**WORK INSTRUCTIONS:**
Only the pictures are left out: repeat the rest of the entries exactly.

──────── DATA ────────

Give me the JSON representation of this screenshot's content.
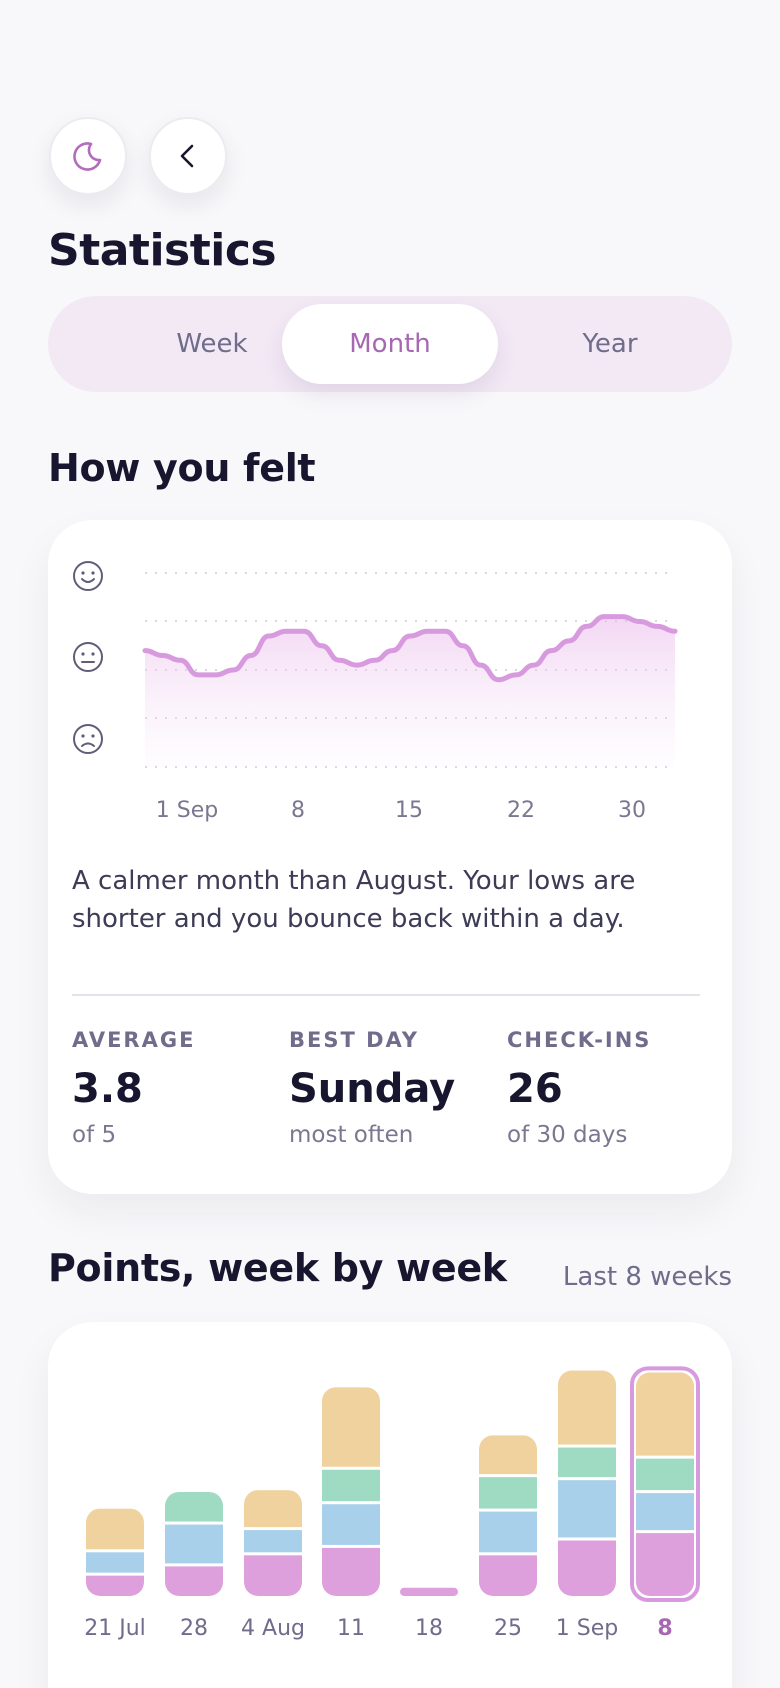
{
  "header": {
    "theme_icon": "moon-icon",
    "back_icon": "chevron-left-icon",
    "title": "Statistics"
  },
  "tabs": [
    {
      "label": "Week",
      "active": false
    },
    {
      "label": "Month",
      "active": true
    },
    {
      "label": "Year",
      "active": false
    }
  ],
  "mood": {
    "heading": "How you felt",
    "faces": [
      "smile-face-icon",
      "neutral-face-icon",
      "sad-face-icon"
    ],
    "summary": "A calmer month than August. Your lows are shorter and you bounce back within a day.",
    "stats": [
      {
        "label": "AVERAGE",
        "value": "3.8",
        "sub": "of 5"
      },
      {
        "label": "BEST DAY",
        "value": "Sunday",
        "sub": "most often"
      },
      {
        "label": "CHECK-INS",
        "value": "26",
        "sub": "of 30 days"
      }
    ]
  },
  "points": {
    "heading": "Points, week by week",
    "range_label": "Last 8 weeks"
  },
  "colors": {
    "accent": "#a867b3",
    "mood_line": "#d89ade",
    "seg_pink": "#dda0dc",
    "seg_blue": "#a9d0eb",
    "seg_green": "#9fdbc3",
    "seg_orange": "#f0d29e"
  },
  "chart_data": [
    {
      "type": "area",
      "x_ticks": [
        "1 Sep",
        "8",
        "15",
        "22",
        "30"
      ],
      "y_scale": [
        "sad",
        "neutral",
        "happy"
      ],
      "ylim": [
        1,
        5
      ],
      "grid": true,
      "x": [
        1,
        2,
        3,
        4,
        5,
        6,
        7,
        8,
        9,
        10,
        11,
        12,
        13,
        14,
        15,
        16,
        17,
        18,
        19,
        20,
        21,
        22,
        23,
        24,
        25,
        26,
        27,
        28,
        29,
        30,
        31
      ],
      "values": [
        3.4,
        3.3,
        3.2,
        2.9,
        2.9,
        3.0,
        3.3,
        3.7,
        3.8,
        3.8,
        3.5,
        3.2,
        3.1,
        3.2,
        3.4,
        3.7,
        3.8,
        3.8,
        3.5,
        3.1,
        2.8,
        2.9,
        3.1,
        3.4,
        3.6,
        3.9,
        4.1,
        4.1,
        4.0,
        3.9,
        3.8
      ]
    },
    {
      "type": "bar",
      "stacked": true,
      "categories": [
        "21 Jul",
        "28",
        "4 Aug",
        "11",
        "18",
        "25",
        "1 Sep",
        "8"
      ],
      "highlighted": "8",
      "ylim": [
        0,
        240
      ],
      "series": [
        {
          "color": "pink",
          "values": [
            22,
            32,
            44,
            52,
            9,
            44,
            60,
            68
          ]
        },
        {
          "color": "blue",
          "values": [
            22,
            42,
            24,
            44,
            0,
            44,
            62,
            40
          ]
        },
        {
          "color": "green",
          "values": [
            0,
            32,
            0,
            34,
            0,
            34,
            32,
            34
          ]
        },
        {
          "color": "orange",
          "values": [
            44,
            0,
            40,
            86,
            0,
            42,
            80,
            90
          ]
        }
      ]
    }
  ]
}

────────

**WORKED SOLUTION:**
Give me the JSON representation of this screenshot's content.
{
  "header": {
    "theme_icon": "moon-icon",
    "back_icon": "chevron-left-icon",
    "title": "Statistics"
  },
  "tabs": [
    {
      "label": "Week",
      "active": false
    },
    {
      "label": "Month",
      "active": true
    },
    {
      "label": "Year",
      "active": false
    }
  ],
  "mood": {
    "heading": "How you felt",
    "faces": [
      "smile-face-icon",
      "neutral-face-icon",
      "sad-face-icon"
    ],
    "summary": "A calmer month than August. Your lows are shorter and you bounce back within a day.",
    "stats": [
      {
        "label": "AVERAGE",
        "value": "3.8",
        "sub": "of 5"
      },
      {
        "label": "BEST DAY",
        "value": "Sunday",
        "sub": "most often"
      },
      {
        "label": "CHECK-INS",
        "value": "26",
        "sub": "of 30 days"
      }
    ]
  },
  "points": {
    "heading": "Points, week by week",
    "range_label": "Last 8 weeks"
  },
  "colors": {
    "accent": "#a867b3",
    "mood_line": "#d89ade",
    "seg_pink": "#dda0dc",
    "seg_blue": "#a9d0eb",
    "seg_green": "#9fdbc3",
    "seg_orange": "#f0d29e"
  },
  "chart_data": [
    {
      "type": "area",
      "x_ticks": [
        "1 Sep",
        "8",
        "15",
        "22",
        "30"
      ],
      "y_scale": [
        "sad",
        "neutral",
        "happy"
      ],
      "ylim": [
        1,
        5
      ],
      "grid": true,
      "x": [
        1,
        2,
        3,
        4,
        5,
        6,
        7,
        8,
        9,
        10,
        11,
        12,
        13,
        14,
        15,
        16,
        17,
        18,
        19,
        20,
        21,
        22,
        23,
        24,
        25,
        26,
        27,
        28,
        29,
        30,
        31
      ],
      "values": [
        3.4,
        3.3,
        3.2,
        2.9,
        2.9,
        3.0,
        3.3,
        3.7,
        3.8,
        3.8,
        3.5,
        3.2,
        3.1,
        3.2,
        3.4,
        3.7,
        3.8,
        3.8,
        3.5,
        3.1,
        2.8,
        2.9,
        3.1,
        3.4,
        3.6,
        3.9,
        4.1,
        4.1,
        4.0,
        3.9,
        3.8
      ]
    },
    {
      "type": "bar",
      "stacked": true,
      "categories": [
        "21 Jul",
        "28",
        "4 Aug",
        "11",
        "18",
        "25",
        "1 Sep",
        "8"
      ],
      "highlighted": "8",
      "ylim": [
        0,
        240
      ],
      "series": [
        {
          "color": "pink",
          "values": [
            22,
            32,
            44,
            52,
            9,
            44,
            60,
            68
          ]
        },
        {
          "color": "blue",
          "values": [
            22,
            42,
            24,
            44,
            0,
            44,
            62,
            40
          ]
        },
        {
          "color": "green",
          "values": [
            0,
            32,
            0,
            34,
            0,
            34,
            32,
            34
          ]
        },
        {
          "color": "orange",
          "values": [
            44,
            0,
            40,
            86,
            0,
            42,
            80,
            90
          ]
        }
      ]
    }
  ]
}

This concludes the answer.